• _WHAT IS NEEDED_
Each record is to be printed again precisely as it reads.

• _MATERIALS PROVIDED_
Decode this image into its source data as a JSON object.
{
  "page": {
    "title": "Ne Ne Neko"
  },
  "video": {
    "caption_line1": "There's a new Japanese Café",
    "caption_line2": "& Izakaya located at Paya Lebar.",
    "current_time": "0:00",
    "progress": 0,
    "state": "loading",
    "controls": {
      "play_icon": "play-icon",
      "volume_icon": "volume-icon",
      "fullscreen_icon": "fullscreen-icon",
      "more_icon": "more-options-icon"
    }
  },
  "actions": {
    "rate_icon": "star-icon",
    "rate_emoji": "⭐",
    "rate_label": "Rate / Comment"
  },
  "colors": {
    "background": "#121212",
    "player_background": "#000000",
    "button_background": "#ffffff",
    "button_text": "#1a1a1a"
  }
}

• _WRITTEN ANSWER_
Decode this image into its source data as a JSON object.
{
  "page": {
    "title": "Ne Ne Neko"
  },
  "video": {
    "caption_line1": "There's a new Japanese Café",
    "caption_line2": "& Izakaya located at Paya Lebar.",
    "current_time": "0:00",
    "progress": 0,
    "state": "loading",
    "controls": {
      "play_icon": "play-icon",
      "volume_icon": "volume-icon",
      "fullscreen_icon": "fullscreen-icon",
      "more_icon": "more-options-icon"
    }
  },
  "actions": {
    "rate_icon": "star-icon",
    "rate_emoji": "⭐",
    "rate_label": "Rate / Comment"
  },
  "colors": {
    "background": "#121212",
    "player_background": "#000000",
    "button_background": "#ffffff",
    "button_text": "#1a1a1a"
  }
}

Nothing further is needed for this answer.